:: DIRECTION ::
Extract every line where the string "color" appears.

:: Dataset entries on figures ::

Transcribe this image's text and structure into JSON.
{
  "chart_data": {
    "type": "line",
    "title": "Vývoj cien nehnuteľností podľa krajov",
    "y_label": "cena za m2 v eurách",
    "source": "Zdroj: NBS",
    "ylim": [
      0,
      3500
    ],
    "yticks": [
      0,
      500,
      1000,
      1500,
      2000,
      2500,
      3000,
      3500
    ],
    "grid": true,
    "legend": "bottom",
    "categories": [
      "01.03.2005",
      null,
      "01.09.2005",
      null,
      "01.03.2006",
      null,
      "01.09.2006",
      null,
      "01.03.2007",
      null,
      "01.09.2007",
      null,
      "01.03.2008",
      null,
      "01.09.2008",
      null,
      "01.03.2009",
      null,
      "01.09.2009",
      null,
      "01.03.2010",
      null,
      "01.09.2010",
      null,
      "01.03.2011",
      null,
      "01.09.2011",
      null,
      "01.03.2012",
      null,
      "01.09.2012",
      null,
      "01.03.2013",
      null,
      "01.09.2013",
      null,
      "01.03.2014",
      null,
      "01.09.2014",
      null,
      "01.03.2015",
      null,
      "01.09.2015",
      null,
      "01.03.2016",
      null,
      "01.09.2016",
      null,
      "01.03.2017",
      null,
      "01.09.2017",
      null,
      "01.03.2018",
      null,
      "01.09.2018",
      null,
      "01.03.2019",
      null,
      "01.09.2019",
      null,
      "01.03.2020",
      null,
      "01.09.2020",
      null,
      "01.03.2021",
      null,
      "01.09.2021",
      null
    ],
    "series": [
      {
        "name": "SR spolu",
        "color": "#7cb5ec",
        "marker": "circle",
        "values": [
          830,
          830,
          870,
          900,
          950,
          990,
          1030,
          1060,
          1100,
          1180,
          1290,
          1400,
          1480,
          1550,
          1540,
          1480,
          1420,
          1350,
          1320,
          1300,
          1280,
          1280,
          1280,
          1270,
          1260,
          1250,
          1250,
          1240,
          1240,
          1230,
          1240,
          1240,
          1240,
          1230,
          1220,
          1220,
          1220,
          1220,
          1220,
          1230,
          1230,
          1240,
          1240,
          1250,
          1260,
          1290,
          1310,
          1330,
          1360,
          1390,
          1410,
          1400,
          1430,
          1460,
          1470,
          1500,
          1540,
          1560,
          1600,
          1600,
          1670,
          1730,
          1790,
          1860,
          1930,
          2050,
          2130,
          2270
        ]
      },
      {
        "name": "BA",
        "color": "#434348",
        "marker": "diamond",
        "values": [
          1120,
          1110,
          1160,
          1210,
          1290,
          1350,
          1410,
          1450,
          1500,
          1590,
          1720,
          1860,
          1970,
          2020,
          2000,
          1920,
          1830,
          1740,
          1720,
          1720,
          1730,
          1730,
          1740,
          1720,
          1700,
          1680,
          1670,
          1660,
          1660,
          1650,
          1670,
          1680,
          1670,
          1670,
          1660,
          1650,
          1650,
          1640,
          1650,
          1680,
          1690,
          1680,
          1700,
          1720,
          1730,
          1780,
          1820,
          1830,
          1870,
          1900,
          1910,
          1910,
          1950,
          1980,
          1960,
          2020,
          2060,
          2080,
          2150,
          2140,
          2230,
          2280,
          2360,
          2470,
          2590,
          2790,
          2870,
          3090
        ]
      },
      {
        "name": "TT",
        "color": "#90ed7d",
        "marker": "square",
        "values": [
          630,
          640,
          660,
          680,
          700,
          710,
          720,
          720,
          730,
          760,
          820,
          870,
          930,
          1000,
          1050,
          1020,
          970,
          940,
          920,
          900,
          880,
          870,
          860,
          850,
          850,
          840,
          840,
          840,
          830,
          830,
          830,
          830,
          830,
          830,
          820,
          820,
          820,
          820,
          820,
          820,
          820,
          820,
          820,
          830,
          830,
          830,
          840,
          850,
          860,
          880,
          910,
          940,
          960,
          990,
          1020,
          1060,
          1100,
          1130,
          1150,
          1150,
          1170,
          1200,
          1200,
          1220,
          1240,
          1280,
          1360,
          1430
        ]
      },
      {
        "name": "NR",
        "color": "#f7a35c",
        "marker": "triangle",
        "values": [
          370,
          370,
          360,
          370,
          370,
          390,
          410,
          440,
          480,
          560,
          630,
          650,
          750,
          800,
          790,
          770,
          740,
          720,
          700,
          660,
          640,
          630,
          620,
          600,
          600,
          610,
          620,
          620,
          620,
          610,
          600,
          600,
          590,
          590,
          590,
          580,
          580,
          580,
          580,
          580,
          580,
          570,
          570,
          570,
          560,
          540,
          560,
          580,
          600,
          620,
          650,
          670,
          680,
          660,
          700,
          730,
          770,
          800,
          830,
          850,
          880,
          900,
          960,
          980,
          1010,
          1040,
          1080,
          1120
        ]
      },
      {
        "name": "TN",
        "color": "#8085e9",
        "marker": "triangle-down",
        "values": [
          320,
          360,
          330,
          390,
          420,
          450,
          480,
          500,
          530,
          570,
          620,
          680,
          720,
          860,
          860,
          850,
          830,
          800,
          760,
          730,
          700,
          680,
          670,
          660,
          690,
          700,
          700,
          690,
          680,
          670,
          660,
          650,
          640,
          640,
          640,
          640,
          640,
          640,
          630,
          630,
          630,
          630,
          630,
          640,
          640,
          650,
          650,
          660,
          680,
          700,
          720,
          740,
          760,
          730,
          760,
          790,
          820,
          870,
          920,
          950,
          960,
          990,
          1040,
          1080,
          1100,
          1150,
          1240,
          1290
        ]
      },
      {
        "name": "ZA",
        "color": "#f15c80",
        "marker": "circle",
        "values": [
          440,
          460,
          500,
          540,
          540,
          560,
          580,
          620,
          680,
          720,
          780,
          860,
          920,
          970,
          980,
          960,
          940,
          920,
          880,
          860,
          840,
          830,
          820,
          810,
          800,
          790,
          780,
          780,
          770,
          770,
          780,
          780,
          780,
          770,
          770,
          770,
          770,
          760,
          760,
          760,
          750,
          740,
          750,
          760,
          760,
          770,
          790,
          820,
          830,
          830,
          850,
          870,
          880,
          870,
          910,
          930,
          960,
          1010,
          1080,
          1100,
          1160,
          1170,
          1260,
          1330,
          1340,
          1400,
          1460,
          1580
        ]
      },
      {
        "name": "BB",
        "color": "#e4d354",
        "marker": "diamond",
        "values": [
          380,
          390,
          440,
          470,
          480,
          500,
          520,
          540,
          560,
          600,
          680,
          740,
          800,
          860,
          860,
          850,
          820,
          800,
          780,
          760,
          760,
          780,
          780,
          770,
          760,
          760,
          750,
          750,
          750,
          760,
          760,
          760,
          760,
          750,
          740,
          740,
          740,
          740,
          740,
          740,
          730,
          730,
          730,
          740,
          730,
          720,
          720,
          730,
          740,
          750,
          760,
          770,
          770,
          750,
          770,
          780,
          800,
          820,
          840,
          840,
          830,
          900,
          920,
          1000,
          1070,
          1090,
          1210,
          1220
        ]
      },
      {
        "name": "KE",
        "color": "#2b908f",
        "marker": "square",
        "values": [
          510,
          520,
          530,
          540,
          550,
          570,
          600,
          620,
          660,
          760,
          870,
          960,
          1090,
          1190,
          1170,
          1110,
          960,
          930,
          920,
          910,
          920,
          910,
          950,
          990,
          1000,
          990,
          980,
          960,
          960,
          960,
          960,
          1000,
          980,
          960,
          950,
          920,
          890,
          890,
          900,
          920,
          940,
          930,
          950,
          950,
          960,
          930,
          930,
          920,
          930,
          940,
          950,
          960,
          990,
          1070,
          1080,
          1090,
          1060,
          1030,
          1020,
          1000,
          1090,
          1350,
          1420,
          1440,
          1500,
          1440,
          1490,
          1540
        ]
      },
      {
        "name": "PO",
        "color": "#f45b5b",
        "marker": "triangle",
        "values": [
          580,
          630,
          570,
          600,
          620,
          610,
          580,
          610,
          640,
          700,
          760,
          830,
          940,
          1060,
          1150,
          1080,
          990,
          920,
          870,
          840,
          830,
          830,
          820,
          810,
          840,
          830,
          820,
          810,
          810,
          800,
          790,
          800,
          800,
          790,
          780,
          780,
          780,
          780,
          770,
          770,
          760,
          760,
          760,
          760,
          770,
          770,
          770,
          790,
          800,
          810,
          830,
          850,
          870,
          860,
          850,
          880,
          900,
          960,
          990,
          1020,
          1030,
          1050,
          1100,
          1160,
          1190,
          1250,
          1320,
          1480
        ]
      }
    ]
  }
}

:: ANSWER ::
        "color": "#7cb5ec",
        "color": "#434348",
        "color": "#90ed7d",
        "color": "#f7a35c",
        "color": "#8085e9",
        "color": "#f15c80",
        "color": "#e4d354",
        "color": "#2b908f",
        "color": "#f45b5b",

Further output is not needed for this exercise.